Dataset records

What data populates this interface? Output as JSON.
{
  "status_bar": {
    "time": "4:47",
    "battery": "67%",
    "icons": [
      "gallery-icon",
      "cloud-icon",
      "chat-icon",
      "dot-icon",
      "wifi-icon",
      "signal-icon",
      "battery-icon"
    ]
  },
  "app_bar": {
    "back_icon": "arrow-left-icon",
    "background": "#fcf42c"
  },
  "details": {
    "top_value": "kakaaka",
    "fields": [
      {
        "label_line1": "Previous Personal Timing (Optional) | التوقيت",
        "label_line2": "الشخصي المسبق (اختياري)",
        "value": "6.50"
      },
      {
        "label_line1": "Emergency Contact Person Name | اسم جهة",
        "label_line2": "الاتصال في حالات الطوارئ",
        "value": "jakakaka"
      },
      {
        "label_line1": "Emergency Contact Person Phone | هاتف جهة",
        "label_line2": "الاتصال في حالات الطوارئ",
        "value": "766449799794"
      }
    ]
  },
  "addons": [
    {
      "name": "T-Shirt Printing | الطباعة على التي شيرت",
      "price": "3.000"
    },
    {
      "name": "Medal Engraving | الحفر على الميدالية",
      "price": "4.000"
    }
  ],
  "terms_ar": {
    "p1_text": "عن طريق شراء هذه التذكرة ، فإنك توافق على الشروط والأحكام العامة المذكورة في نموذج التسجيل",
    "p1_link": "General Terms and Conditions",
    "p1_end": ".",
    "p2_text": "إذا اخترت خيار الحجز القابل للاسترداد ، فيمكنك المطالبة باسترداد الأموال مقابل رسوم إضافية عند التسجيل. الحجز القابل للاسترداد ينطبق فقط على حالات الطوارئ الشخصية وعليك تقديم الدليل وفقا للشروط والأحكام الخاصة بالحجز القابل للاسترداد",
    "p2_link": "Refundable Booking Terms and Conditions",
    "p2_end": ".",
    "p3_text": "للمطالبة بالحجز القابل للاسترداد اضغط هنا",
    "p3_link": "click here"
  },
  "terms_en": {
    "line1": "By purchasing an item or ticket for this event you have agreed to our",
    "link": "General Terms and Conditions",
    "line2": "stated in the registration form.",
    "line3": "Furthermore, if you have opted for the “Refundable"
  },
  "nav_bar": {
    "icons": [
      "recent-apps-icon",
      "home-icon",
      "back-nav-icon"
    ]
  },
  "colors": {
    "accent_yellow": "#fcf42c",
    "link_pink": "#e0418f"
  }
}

WHAT THE TASK ASKS: Give only the number of lines in the data that hold the word "Emergency".

EXERCISE SOLUTION: 2